# GESTELLTE AUFGABE
Überführe den Abschnitt von der Zeile mit „votes-bar-fill <box>955 416 1246 426</box>“ bis zur Zeile mit „pct-cell-bg <box>622 124 776 192</box>“, beide eingeschlossen, in eine Markdown-Tabelle mit den Spalten „Nummer“ (fortlaufend) und „Eintragszeile“. Lass dabei leere Zeilen weg.

# EINTRÄGE IM DATENSATZ
———

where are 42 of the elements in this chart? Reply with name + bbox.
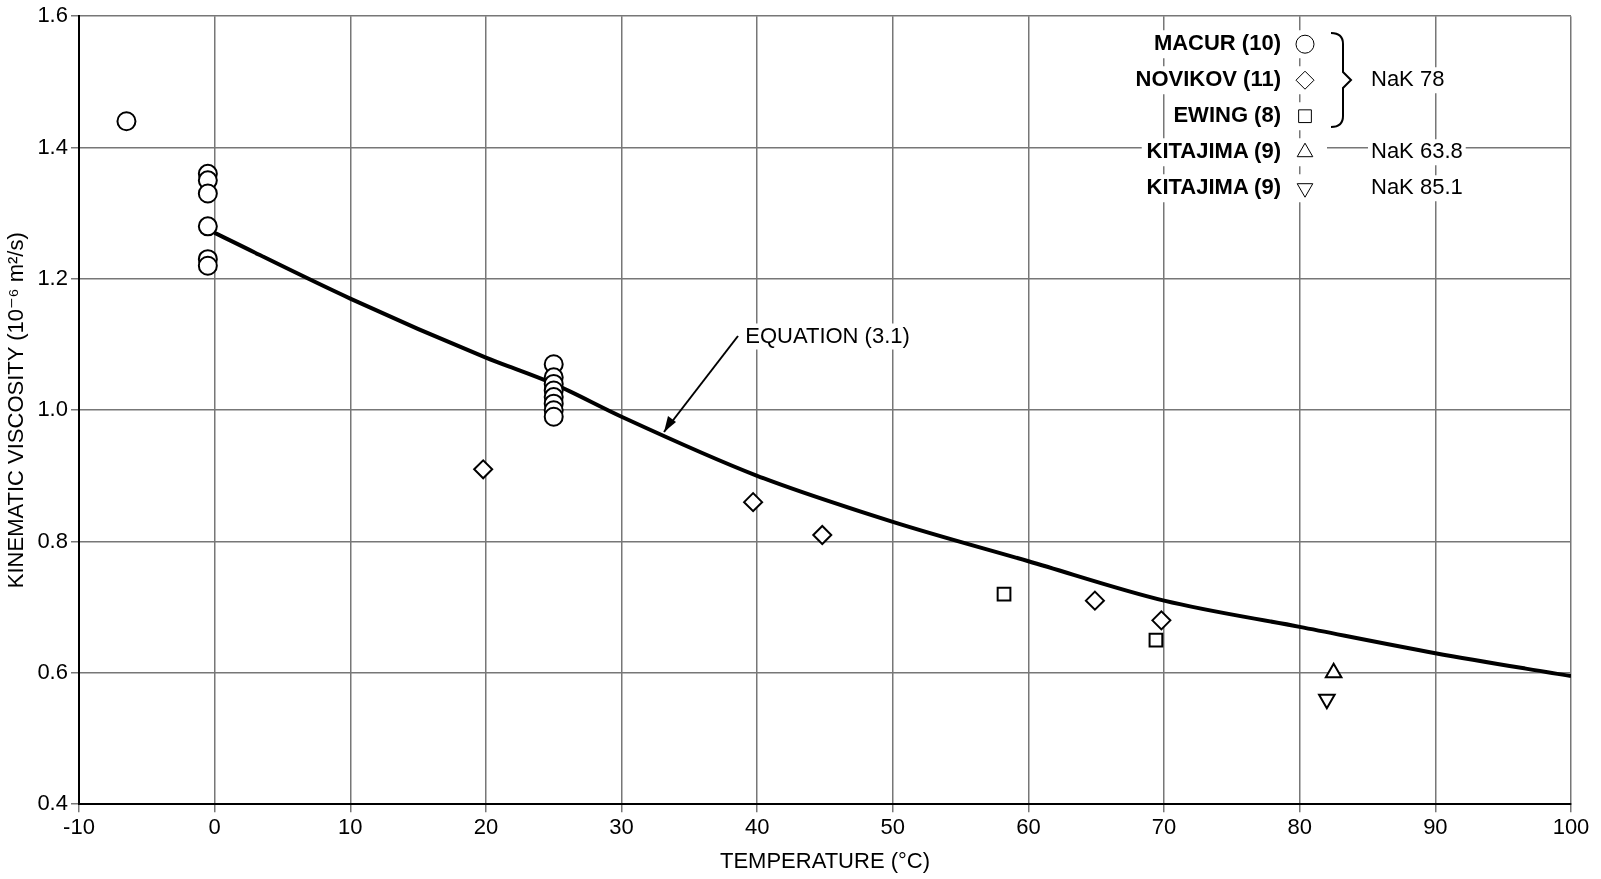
legend-label: KITAJIMA (9) [1146,174,1281,200]
y-tick-label: 1.2 [37,264,68,290]
point [1084,590,1105,611]
x-tick-label: 30 [609,814,634,840]
point [116,111,137,132]
point [812,524,833,545]
y-tick-label: 0.4 [37,790,68,816]
x-tick-label: 0 [208,814,221,840]
point [996,586,1012,602]
y-tick-label: 1.4 [37,133,68,159]
x-tick-label: -10 [63,814,95,840]
point [473,459,494,480]
annotation: EQUATION (3.1) [745,322,910,348]
legend-label: MACUR (10) [1153,30,1281,56]
legend-label: EWING (8) [1173,102,1281,128]
x-tick-label: 50 [880,814,906,840]
x-tick-label: 90 [1423,814,1448,840]
point [197,216,218,237]
y-axis-title: KINEMATIC VISCOSITY (10⁻⁶ m²/s) [3,232,29,589]
x-tick-label: 20 [473,814,499,840]
point [743,492,764,513]
annotation: NaK 78 [1371,66,1445,92]
x-tick-label: 100 [1552,814,1590,840]
legend-label: KITAJIMA (9) [1146,138,1281,164]
point [197,255,218,276]
legend-label: NOVIKOV (11) [1135,66,1281,92]
annotation: NaK 85.1 [1371,174,1463,200]
x-tick-label: 60 [1016,814,1041,840]
point [543,406,564,427]
annotation: NaK 63.8 [1371,138,1463,164]
y-tick-label: 1.0 [37,396,68,422]
x-tick-label: 40 [744,814,770,840]
point [1148,632,1164,648]
y-tick-label: 1.6 [37,2,68,28]
y-tick-label: 0.8 [37,527,68,553]
x-axis-title: TEMPERATURE (°C) [719,847,931,873]
x-tick-label: 80 [1287,814,1312,840]
point [1151,610,1172,631]
y-tick-label: 0.6 [37,658,68,684]
x-tick-label: 10 [338,814,363,840]
x-tick-label: 70 [1151,814,1177,840]
point [197,183,218,204]
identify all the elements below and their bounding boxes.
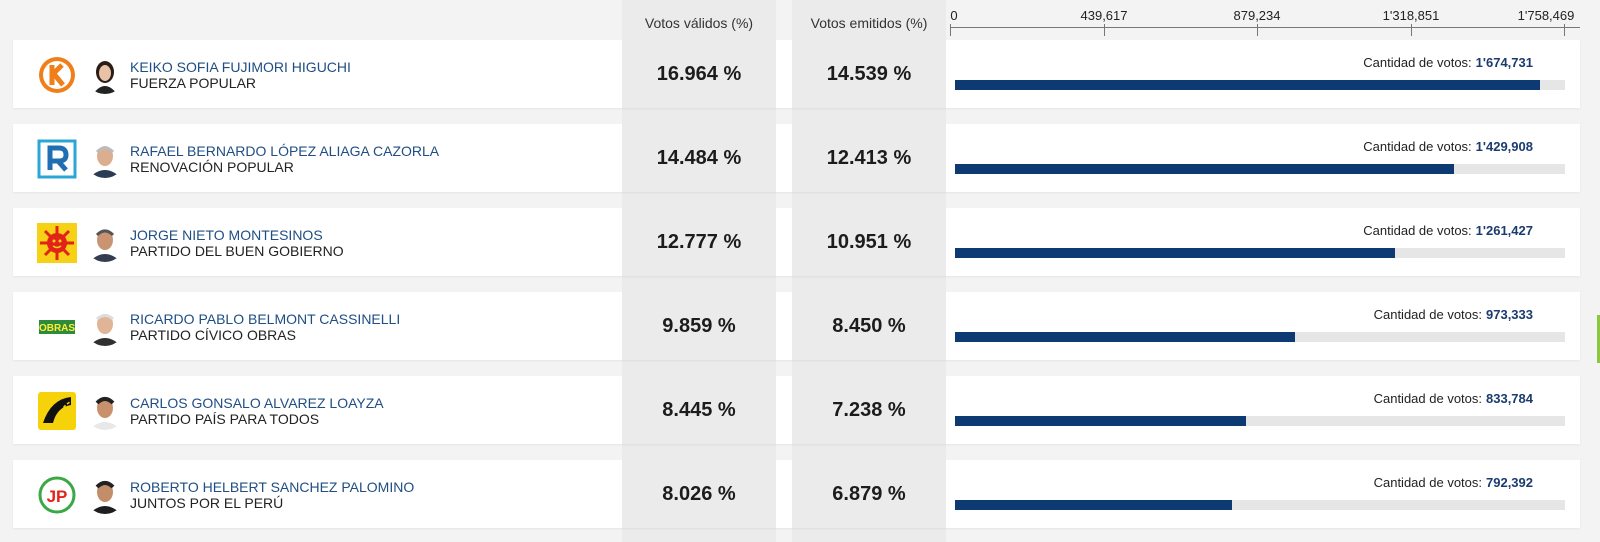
votes-bar-fill <box>955 416 1246 426</box>
votes-bar-track <box>955 248 1565 258</box>
cast-votes-pct: 14.539 % <box>826 62 912 85</box>
candidate-row[interactable]: OBRAS RICARDO PABLO BELMONT CASSINELLI P… <box>13 292 1580 360</box>
candidate-row[interactable]: JORGE NIETO MONTESINOS PARTIDO DEL BUEN … <box>13 208 1580 276</box>
pct-cell-bg <box>622 376 776 444</box>
pct-cell-bg <box>622 124 776 192</box>
fuerza-popular-k-logo-icon <box>37 55 77 95</box>
candidate-photo-icon <box>85 138 125 178</box>
votes-bar-track <box>955 164 1565 174</box>
axis-tick <box>1257 24 1258 36</box>
candidate-photo-icon <box>85 54 125 94</box>
axis-tick-label: 439,617 <box>1080 8 1128 23</box>
axis-tick <box>1411 24 1412 36</box>
pct-cell-bg <box>622 292 776 360</box>
valid-votes-pct: 14.484 % <box>656 146 742 169</box>
votes-bar-fill <box>955 248 1395 258</box>
candidate-row[interactable]: JP ROBERTO HELBERT SANCHEZ PALOMINO JUNT… <box>13 460 1580 528</box>
pais-para-todos-road-logo-icon <box>37 391 77 431</box>
obras-logo-icon: OBRAS <box>37 307 77 347</box>
votes-count-label: Cantidad de votos: 1'261,427 <box>1363 223 1533 238</box>
cast-votes-pct: 12.413 % <box>826 146 912 169</box>
votes-bar-fill <box>955 80 1540 90</box>
valid-votes-pct: 8.026 % <box>662 482 736 505</box>
votes-count-label: Cantidad de votos: 1'429,908 <box>1363 139 1533 154</box>
scroll-edge-indicator <box>1597 315 1600 363</box>
party-name: PARTIDO CÍVICO OBRAS <box>130 327 296 343</box>
cast-votes-pct: 8.450 % <box>832 314 906 337</box>
axis-tick <box>1564 24 1565 36</box>
pct-cell-bg <box>622 40 776 108</box>
candidate-photo-icon <box>85 474 125 514</box>
votes-bar-track <box>955 80 1565 90</box>
valid-votes-pct: 16.964 % <box>656 62 742 85</box>
votes-count-value: 973,333 <box>1486 307 1533 322</box>
cast-votes-pct: 10.951 % <box>826 230 912 253</box>
party-name: PARTIDO DEL BUEN GOBIERNO <box>130 243 344 259</box>
votes-count-value: 833,784 <box>1486 391 1533 406</box>
sun-logo-icon <box>37 223 77 263</box>
candidate-name[interactable]: KEIKO SOFIA FUJIMORI HIGUCHI <box>130 59 351 75</box>
party-name: JUNTOS POR EL PERÚ <box>130 495 284 511</box>
votes-count-value: 1'674,731 <box>1475 55 1533 70</box>
candidate-name[interactable]: JORGE NIETO MONTESINOS <box>130 227 323 243</box>
votes-bar-fill <box>955 332 1295 342</box>
votes-count-value: 792,392 <box>1486 475 1533 490</box>
axis-tick-label: 879,234 <box>1233 8 1281 23</box>
votes-count-value: 1'429,908 <box>1475 139 1533 154</box>
pct-cell-bg <box>792 124 946 192</box>
candidate-name[interactable]: RAFAEL BERNARDO LÓPEZ ALIAGA CAZORLA <box>130 143 440 159</box>
axis-tick-label: 1'318,851 <box>1382 8 1440 23</box>
votes-count-label: Cantidad de votos: 792,392 <box>1373 475 1533 490</box>
votes-count-label: Cantidad de votos: 973,333 <box>1373 307 1533 322</box>
valid-votes-pct: 8.445 % <box>662 398 736 421</box>
votes-bar-track <box>955 416 1565 426</box>
axis-tick-label: 1'758,469 <box>1517 8 1575 23</box>
votes-bar-track <box>955 332 1565 342</box>
axis-tick-label: 0 <box>950 8 958 23</box>
axis-line <box>950 27 1580 28</box>
pct-cell-bg <box>792 40 946 108</box>
votes-count-value: 1'261,427 <box>1475 223 1533 238</box>
pct-cell-bg <box>622 208 776 276</box>
candidate-row[interactable]: CARLOS GONSALO ALVAREZ LOAYZA PARTIDO PA… <box>13 376 1580 444</box>
candidate-name[interactable]: CARLOS GONSALO ALVAREZ LOAYZA <box>130 395 384 411</box>
valid-votes-header: Votos válidos (%) <box>644 15 754 31</box>
pct-cell-bg <box>792 292 946 360</box>
candidate-photo-icon <box>85 390 125 430</box>
party-name: RENOVACIÓN POPULAR <box>130 159 294 175</box>
votes-count-label: Cantidad de votos: 1'674,731 <box>1363 55 1533 70</box>
axis-tick <box>1104 24 1105 36</box>
party-name: PARTIDO PAÍS PARA TODOS <box>130 411 320 427</box>
votes-bar-track <box>955 500 1565 510</box>
valid-votes-pct: 12.777 % <box>656 230 742 253</box>
pct-cell-bg <box>792 208 946 276</box>
pct-cell-bg <box>622 460 776 528</box>
votes-bar-fill <box>955 500 1232 510</box>
votes-count-label: Cantidad de votos: 833,784 <box>1373 391 1533 406</box>
cast-votes-pct: 7.238 % <box>832 398 906 421</box>
pct-cell-bg <box>792 376 946 444</box>
valid-votes-pct: 9.859 % <box>662 314 736 337</box>
candidate-photo-icon <box>85 306 125 346</box>
candidate-photo-icon <box>85 222 125 262</box>
candidate-row[interactable]: RAFAEL BERNARDO LÓPEZ ALIAGA CAZORLA REN… <box>13 124 1580 192</box>
pct-cell-bg <box>792 460 946 528</box>
cast-votes-pct: 6.879 % <box>832 482 906 505</box>
juntos-por-el-peru-jp-logo-icon: JP <box>37 475 77 515</box>
svg-text:OBRAS: OBRAS <box>39 323 75 334</box>
candidate-name[interactable]: ROBERTO HELBERT SANCHEZ PALOMINO <box>130 479 415 495</box>
cast-votes-header: Votos emitidos (%) <box>810 15 928 31</box>
party-name: FUERZA POPULAR <box>130 75 257 91</box>
votes-axis: 0 439,617 879,234 1'318,851 1'758,469 <box>950 0 1580 36</box>
candidate-name[interactable]: RICARDO PABLO BELMONT CASSINELLI <box>130 311 401 327</box>
candidate-row[interactable]: KEIKO SOFIA FUJIMORI HIGUCHI FUERZA POPU… <box>13 40 1580 108</box>
renovacion-popular-r-logo-icon <box>37 139 77 179</box>
votes-bar-fill <box>955 164 1454 174</box>
svg-text:JP: JP <box>47 487 68 506</box>
axis-tick <box>950 24 951 36</box>
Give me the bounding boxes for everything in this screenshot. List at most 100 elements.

———

# SCHRIFTLICHE ANTWORT
| Nummer | Eintragszeile |
|---|---|
| 1 | votes-bar-fill <box>955 416 1246 426</box> |
| 2 | votes-bar-track <box>955 248 1565 258</box> |
| 3 | cast-votes-pct: 14.539 % <box>826 62 912 85</box> |
| 4 | candidate-row[interactable]: OBRAS RICARDO PABLO BELMONT CASSINELLI P… <box>13 292 1580 360</box> |
| 5 | candidate-row[interactable]: JORGE NIETO MONTESINOS PARTIDO DEL BUEN … <box>13 208 1580 276</box> |
| 6 | pct-cell-bg <box>622 376 776 444</box> |
| 7 | pct-cell-bg <box>622 124 776 192</box> |